Request
Note each line that includes the word "heading". Copy those lines.
--------
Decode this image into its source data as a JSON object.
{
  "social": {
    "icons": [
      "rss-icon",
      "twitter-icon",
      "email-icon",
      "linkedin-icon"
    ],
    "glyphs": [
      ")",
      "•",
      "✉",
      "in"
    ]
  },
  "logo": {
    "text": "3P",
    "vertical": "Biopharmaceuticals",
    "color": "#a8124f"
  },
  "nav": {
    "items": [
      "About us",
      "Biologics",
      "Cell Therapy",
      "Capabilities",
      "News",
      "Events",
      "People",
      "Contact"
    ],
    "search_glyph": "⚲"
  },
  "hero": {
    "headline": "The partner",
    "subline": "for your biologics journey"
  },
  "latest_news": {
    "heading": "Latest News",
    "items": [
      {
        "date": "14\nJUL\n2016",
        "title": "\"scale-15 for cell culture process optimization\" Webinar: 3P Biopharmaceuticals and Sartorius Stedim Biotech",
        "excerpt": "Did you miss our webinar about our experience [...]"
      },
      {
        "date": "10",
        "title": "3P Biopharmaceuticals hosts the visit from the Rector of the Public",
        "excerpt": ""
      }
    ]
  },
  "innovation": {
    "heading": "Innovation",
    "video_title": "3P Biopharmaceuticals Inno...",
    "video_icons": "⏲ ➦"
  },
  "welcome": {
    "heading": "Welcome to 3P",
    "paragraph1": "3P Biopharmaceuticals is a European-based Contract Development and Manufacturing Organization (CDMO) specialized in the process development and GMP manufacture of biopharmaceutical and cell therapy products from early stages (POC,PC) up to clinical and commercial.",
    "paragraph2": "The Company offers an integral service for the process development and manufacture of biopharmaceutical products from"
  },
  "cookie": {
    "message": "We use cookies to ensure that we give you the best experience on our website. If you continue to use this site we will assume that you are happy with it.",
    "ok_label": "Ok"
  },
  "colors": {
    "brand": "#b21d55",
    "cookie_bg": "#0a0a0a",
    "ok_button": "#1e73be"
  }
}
--------
Written answer
    "heading": "Latest News",
    "heading": "Innovation",
    "heading": "Welcome to 3P",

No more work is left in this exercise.